→ **Set exercise**:
Go through the records and show each line where the word "notes" occurs.

|---|

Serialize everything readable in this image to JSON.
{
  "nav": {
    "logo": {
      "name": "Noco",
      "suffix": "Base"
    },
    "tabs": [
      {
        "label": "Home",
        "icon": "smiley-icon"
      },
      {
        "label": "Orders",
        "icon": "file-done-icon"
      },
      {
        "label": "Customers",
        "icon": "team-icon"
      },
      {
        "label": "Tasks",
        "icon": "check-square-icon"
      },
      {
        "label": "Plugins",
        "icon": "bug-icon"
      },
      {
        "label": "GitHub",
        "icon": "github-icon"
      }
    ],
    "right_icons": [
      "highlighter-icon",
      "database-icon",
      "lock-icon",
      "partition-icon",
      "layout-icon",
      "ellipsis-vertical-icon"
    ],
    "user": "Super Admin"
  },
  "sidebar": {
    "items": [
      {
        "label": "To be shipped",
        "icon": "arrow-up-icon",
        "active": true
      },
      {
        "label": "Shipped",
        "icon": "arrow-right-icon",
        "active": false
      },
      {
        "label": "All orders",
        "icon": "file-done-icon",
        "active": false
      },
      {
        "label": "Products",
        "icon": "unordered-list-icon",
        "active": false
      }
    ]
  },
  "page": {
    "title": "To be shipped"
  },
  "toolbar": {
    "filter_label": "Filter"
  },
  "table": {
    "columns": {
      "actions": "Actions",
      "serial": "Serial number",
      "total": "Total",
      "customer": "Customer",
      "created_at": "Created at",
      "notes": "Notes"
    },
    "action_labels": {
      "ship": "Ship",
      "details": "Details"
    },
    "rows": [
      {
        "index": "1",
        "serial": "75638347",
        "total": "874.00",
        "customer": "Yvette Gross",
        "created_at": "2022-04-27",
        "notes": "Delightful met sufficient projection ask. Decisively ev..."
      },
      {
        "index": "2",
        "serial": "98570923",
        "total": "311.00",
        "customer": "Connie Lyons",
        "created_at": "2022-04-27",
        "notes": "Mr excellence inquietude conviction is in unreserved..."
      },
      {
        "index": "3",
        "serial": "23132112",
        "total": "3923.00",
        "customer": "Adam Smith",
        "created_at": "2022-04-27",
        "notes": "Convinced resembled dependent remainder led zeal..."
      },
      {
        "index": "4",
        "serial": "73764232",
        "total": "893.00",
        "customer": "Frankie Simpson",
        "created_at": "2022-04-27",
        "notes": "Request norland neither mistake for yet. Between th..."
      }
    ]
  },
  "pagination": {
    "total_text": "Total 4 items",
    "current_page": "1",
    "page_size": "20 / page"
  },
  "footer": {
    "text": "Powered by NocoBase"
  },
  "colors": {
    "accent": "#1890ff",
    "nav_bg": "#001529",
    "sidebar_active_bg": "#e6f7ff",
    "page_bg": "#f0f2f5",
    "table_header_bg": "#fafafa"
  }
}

|---|

→ **Result of this exercise**:
      "notes": "Notes"
        "notes": "Delightful met sufficient projection ask. Decisively ev..."
        "notes": "Mr excellence inquietude conviction is in unreserved..."
        "notes": "Convinced resembled dependent remainder led zeal..."
        "notes": "Request norland neither mistake for yet. Between th..."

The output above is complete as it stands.